▶ **Aim**: Identify each line holding the string "Filter" and copy it.

▶ **Stored entries**:
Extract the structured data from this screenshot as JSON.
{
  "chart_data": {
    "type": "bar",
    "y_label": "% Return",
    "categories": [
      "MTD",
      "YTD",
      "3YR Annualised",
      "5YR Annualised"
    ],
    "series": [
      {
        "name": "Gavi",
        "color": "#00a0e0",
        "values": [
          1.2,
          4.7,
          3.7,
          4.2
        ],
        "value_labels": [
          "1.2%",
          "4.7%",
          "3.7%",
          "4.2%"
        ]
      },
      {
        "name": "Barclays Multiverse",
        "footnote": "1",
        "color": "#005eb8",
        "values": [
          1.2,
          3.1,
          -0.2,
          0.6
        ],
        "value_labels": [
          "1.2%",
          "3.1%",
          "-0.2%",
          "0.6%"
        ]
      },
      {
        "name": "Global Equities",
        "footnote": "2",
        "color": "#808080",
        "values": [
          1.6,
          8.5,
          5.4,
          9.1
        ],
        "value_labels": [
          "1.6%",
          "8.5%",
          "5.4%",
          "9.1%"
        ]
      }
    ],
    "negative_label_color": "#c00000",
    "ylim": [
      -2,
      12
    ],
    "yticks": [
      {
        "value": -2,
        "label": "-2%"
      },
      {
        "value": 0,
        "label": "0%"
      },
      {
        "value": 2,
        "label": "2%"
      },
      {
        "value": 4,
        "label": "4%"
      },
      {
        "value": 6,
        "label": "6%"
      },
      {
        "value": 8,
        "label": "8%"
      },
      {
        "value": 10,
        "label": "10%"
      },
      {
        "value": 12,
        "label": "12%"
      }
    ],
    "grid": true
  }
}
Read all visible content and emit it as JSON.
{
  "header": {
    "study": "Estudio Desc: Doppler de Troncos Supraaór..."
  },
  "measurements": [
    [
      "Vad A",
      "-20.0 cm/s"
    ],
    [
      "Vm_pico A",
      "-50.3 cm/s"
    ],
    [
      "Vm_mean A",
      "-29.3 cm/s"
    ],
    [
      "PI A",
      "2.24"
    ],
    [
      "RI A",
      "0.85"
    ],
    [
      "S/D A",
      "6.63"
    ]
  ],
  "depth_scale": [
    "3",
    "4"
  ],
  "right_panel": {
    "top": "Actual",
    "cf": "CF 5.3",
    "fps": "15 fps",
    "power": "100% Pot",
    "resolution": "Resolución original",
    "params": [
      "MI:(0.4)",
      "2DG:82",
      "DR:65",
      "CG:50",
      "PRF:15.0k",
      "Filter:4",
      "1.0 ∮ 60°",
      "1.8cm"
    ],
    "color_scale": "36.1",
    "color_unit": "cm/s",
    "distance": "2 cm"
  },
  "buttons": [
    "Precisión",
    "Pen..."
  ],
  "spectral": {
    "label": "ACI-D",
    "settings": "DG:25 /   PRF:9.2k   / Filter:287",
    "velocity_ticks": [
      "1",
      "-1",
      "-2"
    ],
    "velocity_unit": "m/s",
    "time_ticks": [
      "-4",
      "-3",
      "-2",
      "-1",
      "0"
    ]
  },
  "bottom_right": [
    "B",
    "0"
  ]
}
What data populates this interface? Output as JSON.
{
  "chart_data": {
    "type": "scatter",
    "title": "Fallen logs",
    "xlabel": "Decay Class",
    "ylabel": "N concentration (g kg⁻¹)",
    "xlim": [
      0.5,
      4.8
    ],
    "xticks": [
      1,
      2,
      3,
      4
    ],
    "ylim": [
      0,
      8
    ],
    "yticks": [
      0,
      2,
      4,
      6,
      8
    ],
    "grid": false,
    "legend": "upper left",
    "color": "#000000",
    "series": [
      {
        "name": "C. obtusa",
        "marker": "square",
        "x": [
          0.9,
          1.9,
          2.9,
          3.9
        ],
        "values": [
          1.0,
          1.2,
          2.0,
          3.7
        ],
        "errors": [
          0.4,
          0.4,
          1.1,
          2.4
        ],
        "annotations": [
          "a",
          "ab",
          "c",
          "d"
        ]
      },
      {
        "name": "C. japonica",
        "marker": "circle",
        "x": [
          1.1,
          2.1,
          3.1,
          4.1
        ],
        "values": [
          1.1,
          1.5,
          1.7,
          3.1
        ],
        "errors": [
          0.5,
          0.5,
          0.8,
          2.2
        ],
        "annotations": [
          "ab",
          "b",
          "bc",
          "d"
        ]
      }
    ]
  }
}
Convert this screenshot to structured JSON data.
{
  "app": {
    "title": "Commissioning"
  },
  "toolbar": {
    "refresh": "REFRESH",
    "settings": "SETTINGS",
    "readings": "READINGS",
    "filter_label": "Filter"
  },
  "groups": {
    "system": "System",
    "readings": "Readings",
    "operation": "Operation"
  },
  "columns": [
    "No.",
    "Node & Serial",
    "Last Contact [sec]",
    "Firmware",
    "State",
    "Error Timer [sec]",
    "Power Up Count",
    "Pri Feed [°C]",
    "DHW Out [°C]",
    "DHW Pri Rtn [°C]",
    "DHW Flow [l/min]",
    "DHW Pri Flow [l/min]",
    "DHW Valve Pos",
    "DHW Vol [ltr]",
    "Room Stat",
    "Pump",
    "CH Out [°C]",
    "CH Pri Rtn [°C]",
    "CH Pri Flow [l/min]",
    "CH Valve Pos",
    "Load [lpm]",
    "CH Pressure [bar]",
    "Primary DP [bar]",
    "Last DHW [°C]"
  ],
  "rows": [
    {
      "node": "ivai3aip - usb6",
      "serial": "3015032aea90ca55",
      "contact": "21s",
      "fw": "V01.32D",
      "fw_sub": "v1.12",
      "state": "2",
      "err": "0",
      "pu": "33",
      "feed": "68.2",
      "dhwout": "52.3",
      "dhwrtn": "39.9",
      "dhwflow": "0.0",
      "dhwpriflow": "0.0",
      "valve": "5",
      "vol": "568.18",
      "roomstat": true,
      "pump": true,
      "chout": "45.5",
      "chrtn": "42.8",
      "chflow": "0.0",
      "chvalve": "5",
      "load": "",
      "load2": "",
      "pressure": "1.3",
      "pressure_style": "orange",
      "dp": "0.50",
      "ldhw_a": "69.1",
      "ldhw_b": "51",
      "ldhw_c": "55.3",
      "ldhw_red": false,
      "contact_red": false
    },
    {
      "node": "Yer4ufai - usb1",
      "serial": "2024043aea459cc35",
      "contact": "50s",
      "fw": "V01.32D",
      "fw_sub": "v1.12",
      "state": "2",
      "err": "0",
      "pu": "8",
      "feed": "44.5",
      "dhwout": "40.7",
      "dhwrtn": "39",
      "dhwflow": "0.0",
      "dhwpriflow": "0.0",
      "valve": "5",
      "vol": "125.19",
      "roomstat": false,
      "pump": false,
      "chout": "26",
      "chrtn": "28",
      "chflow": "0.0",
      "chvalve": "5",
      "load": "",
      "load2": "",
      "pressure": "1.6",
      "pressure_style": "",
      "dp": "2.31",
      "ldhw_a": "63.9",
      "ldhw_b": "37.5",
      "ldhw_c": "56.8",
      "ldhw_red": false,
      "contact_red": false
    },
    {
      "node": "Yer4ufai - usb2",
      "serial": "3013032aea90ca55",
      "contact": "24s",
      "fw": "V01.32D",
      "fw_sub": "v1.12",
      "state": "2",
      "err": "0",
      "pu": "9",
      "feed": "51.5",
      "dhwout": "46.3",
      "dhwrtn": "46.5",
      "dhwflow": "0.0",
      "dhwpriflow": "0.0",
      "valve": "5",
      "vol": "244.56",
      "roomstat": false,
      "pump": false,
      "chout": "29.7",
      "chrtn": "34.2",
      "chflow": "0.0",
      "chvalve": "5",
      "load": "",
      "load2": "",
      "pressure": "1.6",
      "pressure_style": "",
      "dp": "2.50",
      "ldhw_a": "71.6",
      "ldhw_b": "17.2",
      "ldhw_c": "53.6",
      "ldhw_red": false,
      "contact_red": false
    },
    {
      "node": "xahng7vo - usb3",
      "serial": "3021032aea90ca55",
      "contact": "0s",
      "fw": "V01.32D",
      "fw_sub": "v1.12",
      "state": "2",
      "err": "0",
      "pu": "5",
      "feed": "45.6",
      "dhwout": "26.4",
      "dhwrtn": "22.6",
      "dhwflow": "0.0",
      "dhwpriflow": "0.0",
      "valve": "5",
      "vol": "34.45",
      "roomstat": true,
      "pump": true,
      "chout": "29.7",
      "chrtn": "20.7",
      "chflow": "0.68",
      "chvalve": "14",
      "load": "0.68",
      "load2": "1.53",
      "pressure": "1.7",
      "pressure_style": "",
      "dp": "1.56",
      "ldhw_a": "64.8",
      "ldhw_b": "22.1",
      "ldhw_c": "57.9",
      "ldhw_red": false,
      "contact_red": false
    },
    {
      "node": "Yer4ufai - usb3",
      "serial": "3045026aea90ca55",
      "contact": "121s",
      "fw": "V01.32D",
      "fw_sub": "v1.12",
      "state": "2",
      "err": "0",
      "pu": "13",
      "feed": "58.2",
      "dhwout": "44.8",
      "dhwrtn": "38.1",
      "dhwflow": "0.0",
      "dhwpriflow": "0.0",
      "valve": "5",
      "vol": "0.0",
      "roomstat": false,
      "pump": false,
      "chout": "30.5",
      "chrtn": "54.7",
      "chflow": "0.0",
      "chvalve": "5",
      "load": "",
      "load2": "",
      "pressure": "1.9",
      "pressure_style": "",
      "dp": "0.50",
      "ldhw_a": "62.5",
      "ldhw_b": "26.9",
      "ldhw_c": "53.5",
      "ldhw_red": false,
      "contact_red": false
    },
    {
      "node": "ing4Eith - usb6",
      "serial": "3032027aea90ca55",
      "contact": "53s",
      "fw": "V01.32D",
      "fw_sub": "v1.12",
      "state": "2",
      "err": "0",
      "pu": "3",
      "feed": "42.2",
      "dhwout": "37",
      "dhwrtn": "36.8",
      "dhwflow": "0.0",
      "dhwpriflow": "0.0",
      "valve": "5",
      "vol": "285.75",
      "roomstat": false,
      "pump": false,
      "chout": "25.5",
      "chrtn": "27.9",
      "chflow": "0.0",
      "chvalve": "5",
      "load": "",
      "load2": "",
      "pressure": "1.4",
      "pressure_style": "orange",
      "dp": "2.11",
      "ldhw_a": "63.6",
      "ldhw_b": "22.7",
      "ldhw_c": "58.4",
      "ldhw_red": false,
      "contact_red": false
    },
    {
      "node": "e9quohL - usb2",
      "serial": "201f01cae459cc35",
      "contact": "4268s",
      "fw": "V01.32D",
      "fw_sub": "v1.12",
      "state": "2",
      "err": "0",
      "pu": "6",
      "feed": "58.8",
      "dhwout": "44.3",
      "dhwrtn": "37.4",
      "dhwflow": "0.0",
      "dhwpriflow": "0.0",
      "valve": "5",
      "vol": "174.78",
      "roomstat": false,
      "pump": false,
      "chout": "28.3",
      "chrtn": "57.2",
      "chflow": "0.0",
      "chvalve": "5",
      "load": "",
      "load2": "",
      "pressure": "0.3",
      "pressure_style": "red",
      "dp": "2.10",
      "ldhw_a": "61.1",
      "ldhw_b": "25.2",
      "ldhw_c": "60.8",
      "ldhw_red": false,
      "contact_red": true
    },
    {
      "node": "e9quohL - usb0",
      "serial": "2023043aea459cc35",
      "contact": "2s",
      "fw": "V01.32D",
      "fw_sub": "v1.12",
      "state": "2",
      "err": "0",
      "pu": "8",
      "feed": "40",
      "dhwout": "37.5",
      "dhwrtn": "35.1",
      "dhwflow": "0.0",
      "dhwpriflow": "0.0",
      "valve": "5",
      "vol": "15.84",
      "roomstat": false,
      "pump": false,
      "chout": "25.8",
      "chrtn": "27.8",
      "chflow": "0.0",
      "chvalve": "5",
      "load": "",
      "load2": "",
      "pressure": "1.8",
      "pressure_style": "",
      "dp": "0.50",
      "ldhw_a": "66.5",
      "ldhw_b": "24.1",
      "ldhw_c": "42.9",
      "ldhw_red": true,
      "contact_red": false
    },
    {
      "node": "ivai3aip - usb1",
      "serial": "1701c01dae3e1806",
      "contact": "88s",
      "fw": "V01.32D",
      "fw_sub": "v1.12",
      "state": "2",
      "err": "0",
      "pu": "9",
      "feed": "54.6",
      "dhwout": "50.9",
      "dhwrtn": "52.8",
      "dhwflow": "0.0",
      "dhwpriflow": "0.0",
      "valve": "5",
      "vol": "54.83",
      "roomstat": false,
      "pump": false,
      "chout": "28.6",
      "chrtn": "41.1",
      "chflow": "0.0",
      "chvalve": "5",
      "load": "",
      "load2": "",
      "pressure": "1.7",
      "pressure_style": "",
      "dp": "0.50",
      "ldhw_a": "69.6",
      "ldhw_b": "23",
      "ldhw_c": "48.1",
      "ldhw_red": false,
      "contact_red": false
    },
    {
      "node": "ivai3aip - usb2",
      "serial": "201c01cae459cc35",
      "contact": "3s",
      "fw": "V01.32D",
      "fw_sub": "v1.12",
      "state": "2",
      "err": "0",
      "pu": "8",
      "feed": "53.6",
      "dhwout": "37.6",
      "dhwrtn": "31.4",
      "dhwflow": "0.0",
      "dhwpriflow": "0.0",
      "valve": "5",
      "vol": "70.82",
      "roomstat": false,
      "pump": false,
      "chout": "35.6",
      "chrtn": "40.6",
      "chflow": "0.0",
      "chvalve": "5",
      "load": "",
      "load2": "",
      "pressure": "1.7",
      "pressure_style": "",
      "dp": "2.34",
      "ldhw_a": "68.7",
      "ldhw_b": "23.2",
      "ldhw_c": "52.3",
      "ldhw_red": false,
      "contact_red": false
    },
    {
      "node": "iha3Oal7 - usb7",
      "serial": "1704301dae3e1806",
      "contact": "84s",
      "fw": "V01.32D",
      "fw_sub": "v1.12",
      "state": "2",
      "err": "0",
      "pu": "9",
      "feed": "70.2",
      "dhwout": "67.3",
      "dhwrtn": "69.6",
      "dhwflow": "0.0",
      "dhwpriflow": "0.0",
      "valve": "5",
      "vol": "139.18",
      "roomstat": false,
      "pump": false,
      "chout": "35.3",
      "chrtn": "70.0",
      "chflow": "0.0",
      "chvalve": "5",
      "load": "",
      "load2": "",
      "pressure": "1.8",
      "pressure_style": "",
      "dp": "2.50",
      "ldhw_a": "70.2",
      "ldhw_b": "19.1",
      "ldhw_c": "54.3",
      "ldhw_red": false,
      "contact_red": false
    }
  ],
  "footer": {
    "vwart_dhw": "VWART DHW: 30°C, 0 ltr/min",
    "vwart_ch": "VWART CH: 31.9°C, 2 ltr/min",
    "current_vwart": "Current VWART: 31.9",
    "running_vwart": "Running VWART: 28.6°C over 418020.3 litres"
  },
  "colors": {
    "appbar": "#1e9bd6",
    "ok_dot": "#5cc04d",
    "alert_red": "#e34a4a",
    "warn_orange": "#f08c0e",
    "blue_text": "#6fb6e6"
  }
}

▶ **Finished task**:
      "Filter:4",
    "settings": "DG:25 /   PRF:9.2k   / Filter:287",
    "filter_label": "Filter"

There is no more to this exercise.